## SET TASK
Skip every image and restate the data word for word.
--- begin RAW RECORDS ---
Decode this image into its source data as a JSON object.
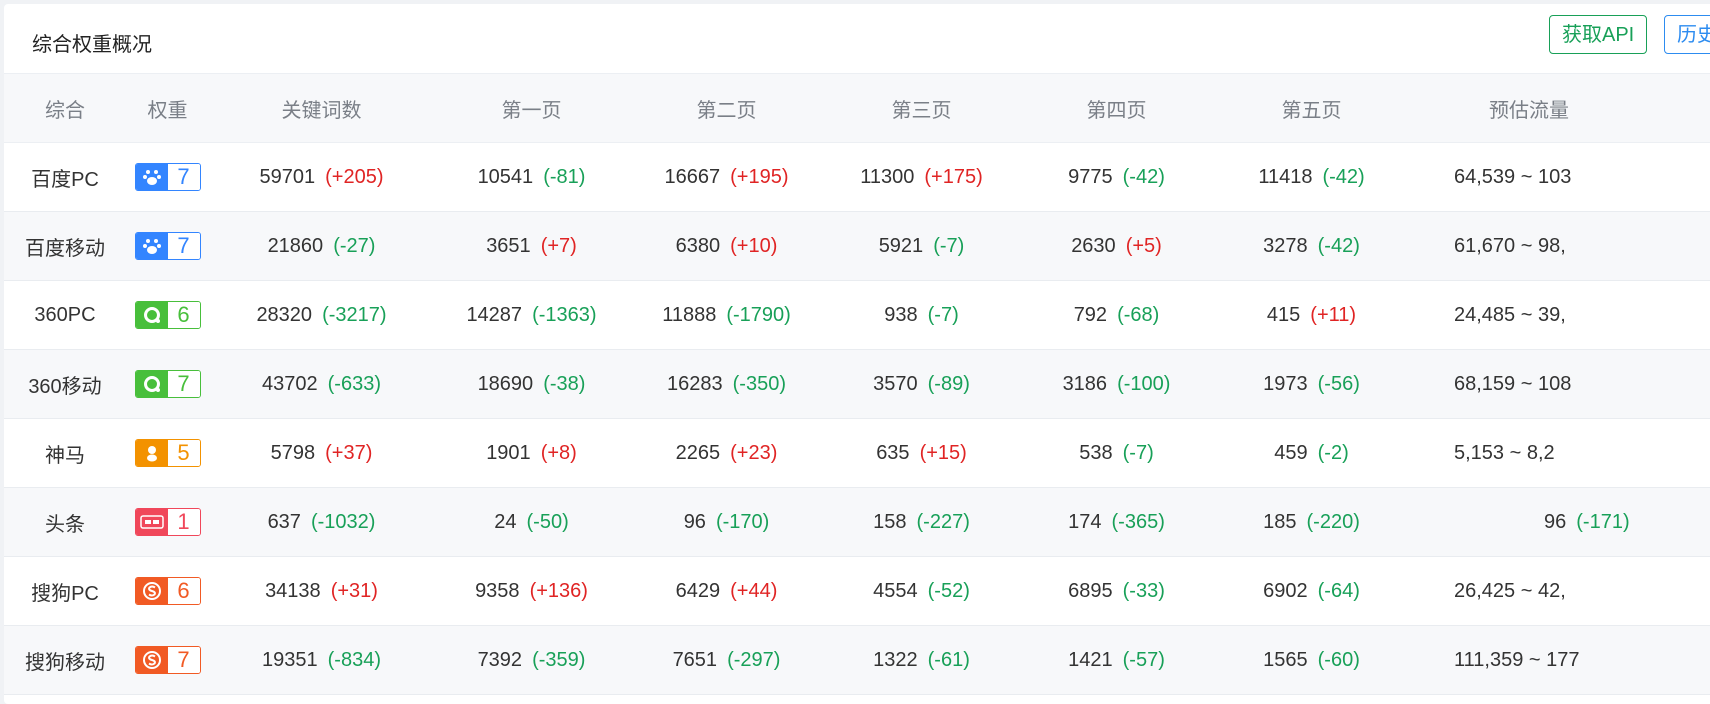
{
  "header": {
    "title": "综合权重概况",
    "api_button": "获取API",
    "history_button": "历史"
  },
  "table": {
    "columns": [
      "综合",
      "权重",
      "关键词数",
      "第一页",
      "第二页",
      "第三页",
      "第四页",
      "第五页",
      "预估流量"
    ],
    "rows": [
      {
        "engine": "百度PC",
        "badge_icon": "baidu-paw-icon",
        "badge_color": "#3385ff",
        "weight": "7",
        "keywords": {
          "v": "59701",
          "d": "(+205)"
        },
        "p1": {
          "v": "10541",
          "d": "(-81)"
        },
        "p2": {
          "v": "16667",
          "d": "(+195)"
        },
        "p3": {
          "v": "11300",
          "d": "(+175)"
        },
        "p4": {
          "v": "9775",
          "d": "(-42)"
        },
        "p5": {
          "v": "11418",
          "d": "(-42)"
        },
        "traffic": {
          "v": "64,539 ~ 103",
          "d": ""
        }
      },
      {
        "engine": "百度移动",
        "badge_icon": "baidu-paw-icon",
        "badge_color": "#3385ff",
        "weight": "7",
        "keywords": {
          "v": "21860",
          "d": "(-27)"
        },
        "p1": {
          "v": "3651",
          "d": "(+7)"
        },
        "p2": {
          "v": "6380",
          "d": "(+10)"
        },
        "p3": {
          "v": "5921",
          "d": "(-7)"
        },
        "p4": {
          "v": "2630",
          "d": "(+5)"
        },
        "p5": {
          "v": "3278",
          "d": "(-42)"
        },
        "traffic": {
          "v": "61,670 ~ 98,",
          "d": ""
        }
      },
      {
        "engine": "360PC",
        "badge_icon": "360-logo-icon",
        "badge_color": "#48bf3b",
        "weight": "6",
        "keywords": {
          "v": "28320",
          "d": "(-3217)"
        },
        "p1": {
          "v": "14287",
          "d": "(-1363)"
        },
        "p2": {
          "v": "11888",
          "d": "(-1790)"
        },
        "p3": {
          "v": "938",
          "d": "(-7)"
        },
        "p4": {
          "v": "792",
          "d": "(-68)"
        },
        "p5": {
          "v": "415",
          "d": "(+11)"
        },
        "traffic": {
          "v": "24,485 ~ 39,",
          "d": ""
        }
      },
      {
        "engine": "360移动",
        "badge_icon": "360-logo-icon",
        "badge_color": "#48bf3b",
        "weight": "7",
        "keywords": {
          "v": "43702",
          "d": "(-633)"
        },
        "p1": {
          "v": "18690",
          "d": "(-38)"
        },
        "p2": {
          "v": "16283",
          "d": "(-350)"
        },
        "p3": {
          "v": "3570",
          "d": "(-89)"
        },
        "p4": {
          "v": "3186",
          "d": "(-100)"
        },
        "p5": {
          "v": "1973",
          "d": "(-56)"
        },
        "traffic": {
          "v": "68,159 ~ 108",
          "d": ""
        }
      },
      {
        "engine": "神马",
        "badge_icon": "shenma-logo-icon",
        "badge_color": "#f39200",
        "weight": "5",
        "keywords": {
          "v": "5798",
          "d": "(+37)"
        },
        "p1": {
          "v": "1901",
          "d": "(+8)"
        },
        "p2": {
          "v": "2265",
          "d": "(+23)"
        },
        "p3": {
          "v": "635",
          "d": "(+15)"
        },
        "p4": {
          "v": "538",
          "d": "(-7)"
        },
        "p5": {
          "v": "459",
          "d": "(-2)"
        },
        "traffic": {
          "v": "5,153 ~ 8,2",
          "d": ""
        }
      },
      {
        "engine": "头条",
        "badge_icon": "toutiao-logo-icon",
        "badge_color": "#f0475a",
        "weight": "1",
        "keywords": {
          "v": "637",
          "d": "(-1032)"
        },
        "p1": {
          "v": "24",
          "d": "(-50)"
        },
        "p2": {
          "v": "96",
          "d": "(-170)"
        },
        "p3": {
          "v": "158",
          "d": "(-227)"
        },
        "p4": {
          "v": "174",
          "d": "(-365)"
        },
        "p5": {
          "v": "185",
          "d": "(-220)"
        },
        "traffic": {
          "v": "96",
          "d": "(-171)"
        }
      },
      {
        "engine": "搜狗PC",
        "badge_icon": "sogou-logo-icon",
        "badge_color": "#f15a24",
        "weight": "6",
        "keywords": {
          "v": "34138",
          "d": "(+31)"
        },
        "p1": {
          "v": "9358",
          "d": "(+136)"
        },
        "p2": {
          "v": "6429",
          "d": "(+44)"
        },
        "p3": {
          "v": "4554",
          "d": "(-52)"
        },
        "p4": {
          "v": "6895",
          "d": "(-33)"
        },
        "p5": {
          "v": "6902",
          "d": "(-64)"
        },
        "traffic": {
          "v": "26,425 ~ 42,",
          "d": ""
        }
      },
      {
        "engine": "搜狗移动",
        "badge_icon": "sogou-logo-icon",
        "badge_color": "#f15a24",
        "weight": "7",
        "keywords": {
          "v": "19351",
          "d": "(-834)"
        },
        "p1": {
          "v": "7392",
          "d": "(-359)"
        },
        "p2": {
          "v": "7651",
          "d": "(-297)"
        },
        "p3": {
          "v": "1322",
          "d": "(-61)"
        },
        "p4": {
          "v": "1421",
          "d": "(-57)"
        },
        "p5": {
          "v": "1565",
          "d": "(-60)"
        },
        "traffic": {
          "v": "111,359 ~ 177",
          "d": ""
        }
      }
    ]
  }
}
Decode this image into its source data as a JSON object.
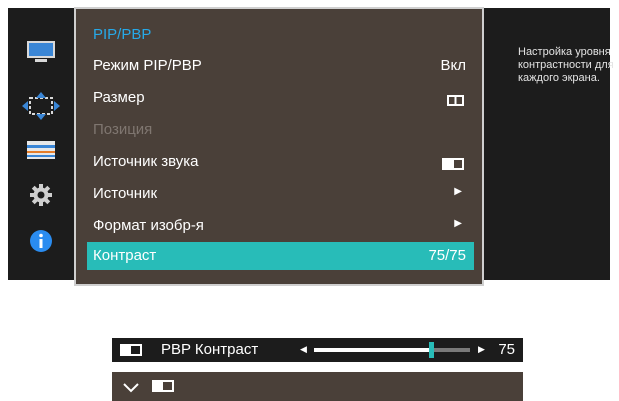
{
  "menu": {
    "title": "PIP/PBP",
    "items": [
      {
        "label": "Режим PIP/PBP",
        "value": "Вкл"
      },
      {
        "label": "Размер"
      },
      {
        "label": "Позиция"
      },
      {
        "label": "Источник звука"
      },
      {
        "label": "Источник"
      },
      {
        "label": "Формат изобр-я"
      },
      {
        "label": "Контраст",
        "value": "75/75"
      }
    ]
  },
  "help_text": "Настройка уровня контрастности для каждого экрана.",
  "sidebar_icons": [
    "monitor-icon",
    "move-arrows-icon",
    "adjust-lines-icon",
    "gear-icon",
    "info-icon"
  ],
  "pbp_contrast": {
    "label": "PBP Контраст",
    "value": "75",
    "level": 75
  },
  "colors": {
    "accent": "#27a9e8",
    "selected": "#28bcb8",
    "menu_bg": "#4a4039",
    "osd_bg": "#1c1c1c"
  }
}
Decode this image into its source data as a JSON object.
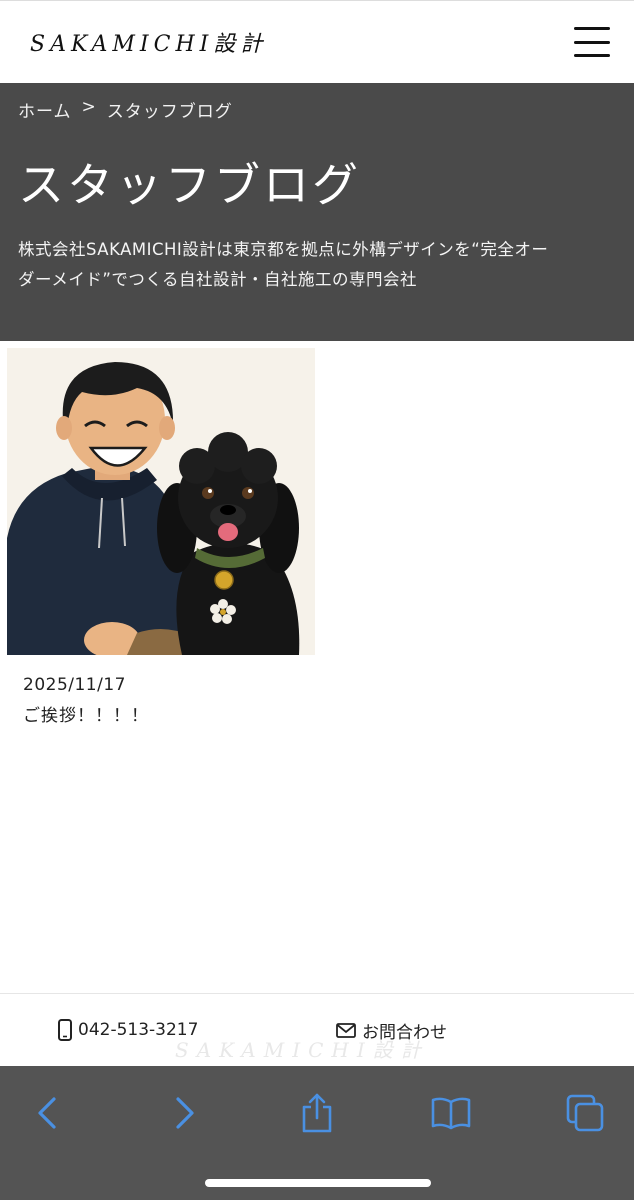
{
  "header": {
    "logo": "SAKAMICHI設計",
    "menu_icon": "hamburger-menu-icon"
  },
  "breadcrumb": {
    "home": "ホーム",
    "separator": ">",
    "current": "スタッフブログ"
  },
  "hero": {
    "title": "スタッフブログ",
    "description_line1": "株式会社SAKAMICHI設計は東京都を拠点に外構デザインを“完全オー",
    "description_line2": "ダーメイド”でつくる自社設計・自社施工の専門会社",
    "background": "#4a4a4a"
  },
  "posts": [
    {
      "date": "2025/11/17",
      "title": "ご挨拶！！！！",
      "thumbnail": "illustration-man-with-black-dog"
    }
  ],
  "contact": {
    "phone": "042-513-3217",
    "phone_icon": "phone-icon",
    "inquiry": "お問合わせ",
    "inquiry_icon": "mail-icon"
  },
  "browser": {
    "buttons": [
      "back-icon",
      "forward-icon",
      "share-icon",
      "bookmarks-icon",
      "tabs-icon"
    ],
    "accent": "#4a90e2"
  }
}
--- end RAW RECORDS ---
## OUTPUT
Decode this image into its source data as a JSON object.
{
  "header": {
    "title": "综合权重概况",
    "api_button": "获取API",
    "history_button": "历史"
  },
  "table": {
    "columns": [
      "综合",
      "权重",
      "关键词数",
      "第一页",
      "第二页",
      "第三页",
      "第四页",
      "第五页",
      "预估流量"
    ],
    "rows": [
      {
        "engine": "百度PC",
        "badge_icon": "baidu-paw-icon",
        "badge_color": "#3385ff",
        "weight": "7",
        "keywords": {
          "v": "59701",
          "d": "(+205)"
        },
        "p1": {
          "v": "10541",
          "d": "(-81)"
        },
        "p2": {
          "v": "16667",
          "d": "(+195)"
        },
        "p3": {
          "v": "11300",
          "d": "(+175)"
        },
        "p4": {
          "v": "9775",
          "d": "(-42)"
        },
        "p5": {
          "v": "11418",
          "d": "(-42)"
        },
        "traffic": {
          "v": "64,539 ~ 103",
          "d": ""
        }
      },
      {
        "engine": "百度移动",
        "badge_icon": "baidu-paw-icon",
        "badge_color": "#3385ff",
        "weight": "7",
        "keywords": {
          "v": "21860",
          "d": "(-27)"
        },
        "p1": {
          "v": "3651",
          "d": "(+7)"
        },
        "p2": {
          "v": "6380",
          "d": "(+10)"
        },
        "p3": {
          "v": "5921",
          "d": "(-7)"
        },
        "p4": {
          "v": "2630",
          "d": "(+5)"
        },
        "p5": {
          "v": "3278",
          "d": "(-42)"
        },
        "traffic": {
          "v": "61,670 ~ 98,",
          "d": ""
        }
      },
      {
        "engine": "360PC",
        "badge_icon": "360-logo-icon",
        "badge_color": "#48bf3b",
        "weight": "6",
        "keywords": {
          "v": "28320",
          "d": "(-3217)"
        },
        "p1": {
          "v": "14287",
          "d": "(-1363)"
        },
        "p2": {
          "v": "11888",
          "d": "(-1790)"
        },
        "p3": {
          "v": "938",
          "d": "(-7)"
        },
        "p4": {
          "v": "792",
          "d": "(-68)"
        },
        "p5": {
          "v": "415",
          "d": "(+11)"
        },
        "traffic": {
          "v": "24,485 ~ 39,",
          "d": ""
        }
      },
      {
        "engine": "360移动",
        "badge_icon": "360-logo-icon",
        "badge_color": "#48bf3b",
        "weight": "7",
        "keywords": {
          "v": "43702",
          "d": "(-633)"
        },
        "p1": {
          "v": "18690",
          "d": "(-38)"
        },
        "p2": {
          "v": "16283",
          "d": "(-350)"
        },
        "p3": {
          "v": "3570",
          "d": "(-89)"
        },
        "p4": {
          "v": "3186",
          "d": "(-100)"
        },
        "p5": {
          "v": "1973",
          "d": "(-56)"
        },
        "traffic": {
          "v": "68,159 ~ 108",
          "d": ""
        }
      },
      {
        "engine": "神马",
        "badge_icon": "shenma-logo-icon",
        "badge_color": "#f39200",
        "weight": "5",
        "keywords": {
          "v": "5798",
          "d": "(+37)"
        },
        "p1": {
          "v": "1901",
          "d": "(+8)"
        },
        "p2": {
          "v": "2265",
          "d": "(+23)"
        },
        "p3": {
          "v": "635",
          "d": "(+15)"
        },
        "p4": {
          "v": "538",
          "d": "(-7)"
        },
        "p5": {
          "v": "459",
          "d": "(-2)"
        },
        "traffic": {
          "v": "5,153 ~ 8,2",
          "d": ""
        }
      },
      {
        "engine": "头条",
        "badge_icon": "toutiao-logo-icon",
        "badge_color": "#f0475a",
        "weight": "1",
        "keywords": {
          "v": "637",
          "d": "(-1032)"
        },
        "p1": {
          "v": "24",
          "d": "(-50)"
        },
        "p2": {
          "v": "96",
          "d": "(-170)"
        },
        "p3": {
          "v": "158",
          "d": "(-227)"
        },
        "p4": {
          "v": "174",
          "d": "(-365)"
        },
        "p5": {
          "v": "185",
          "d": "(-220)"
        },
        "traffic": {
          "v": "96",
          "d": "(-171)"
        }
      },
      {
        "engine": "搜狗PC",
        "badge_icon": "sogou-logo-icon",
        "badge_color": "#f15a24",
        "weight": "6",
        "keywords": {
          "v": "34138",
          "d": "(+31)"
        },
        "p1": {
          "v": "9358",
          "d": "(+136)"
        },
        "p2": {
          "v": "6429",
          "d": "(+44)"
        },
        "p3": {
          "v": "4554",
          "d": "(-52)"
        },
        "p4": {
          "v": "6895",
          "d": "(-33)"
        },
        "p5": {
          "v": "6902",
          "d": "(-64)"
        },
        "traffic": {
          "v": "26,425 ~ 42,",
          "d": ""
        }
      },
      {
        "engine": "搜狗移动",
        "badge_icon": "sogou-logo-icon",
        "badge_color": "#f15a24",
        "weight": "7",
        "keywords": {
          "v": "19351",
          "d": "(-834)"
        },
        "p1": {
          "v": "7392",
          "d": "(-359)"
        },
        "p2": {
          "v": "7651",
          "d": "(-297)"
        },
        "p3": {
          "v": "1322",
          "d": "(-61)"
        },
        "p4": {
          "v": "1421",
          "d": "(-57)"
        },
        "p5": {
          "v": "1565",
          "d": "(-60)"
        },
        "traffic": {
          "v": "111,359 ~ 177",
          "d": ""
        }
      }
    ]
  }
}
Decode this image into its source data as a JSON object.
{
  "menu": {
    "title": "PIP/PBP",
    "items": [
      {
        "label": "Режим PIP/PBP",
        "value": "Вкл"
      },
      {
        "label": "Размер"
      },
      {
        "label": "Позиция"
      },
      {
        "label": "Источник звука"
      },
      {
        "label": "Источник"
      },
      {
        "label": "Формат изобр-я"
      },
      {
        "label": "Контраст",
        "value": "75/75"
      }
    ]
  },
  "help_text": "Настройка уровня контрастности для каждого экрана.",
  "sidebar_icons": [
    "monitor-icon",
    "move-arrows-icon",
    "adjust-lines-icon",
    "gear-icon",
    "info-icon"
  ],
  "pbp_contrast": {
    "label": "PBP Контраст",
    "value": "75",
    "level": 75
  },
  "colors": {
    "accent": "#27a9e8",
    "selected": "#28bcb8",
    "menu_bg": "#4a4039",
    "osd_bg": "#1c1c1c"
  }
}
Decode this image into its source data as a JSON object.
{
  "header": {
    "logo": "SAKAMICHI設計",
    "menu_icon": "hamburger-menu-icon"
  },
  "breadcrumb": {
    "home": "ホーム",
    "separator": ">",
    "current": "スタッフブログ"
  },
  "hero": {
    "title": "スタッフブログ",
    "description_line1": "株式会社SAKAMICHI設計は東京都を拠点に外構デザインを“完全オー",
    "description_line2": "ダーメイド”でつくる自社設計・自社施工の専門会社",
    "background": "#4a4a4a"
  },
  "posts": [
    {
      "date": "2025/11/17",
      "title": "ご挨拶！！！！",
      "thumbnail": "illustration-man-with-black-dog"
    }
  ],
  "contact": {
    "phone": "042-513-3217",
    "phone_icon": "phone-icon",
    "inquiry": "お問合わせ",
    "inquiry_icon": "mail-icon"
  },
  "browser": {
    "buttons": [
      "back-icon",
      "forward-icon",
      "share-icon",
      "bookmarks-icon",
      "tabs-icon"
    ],
    "accent": "#4a90e2"
  }
}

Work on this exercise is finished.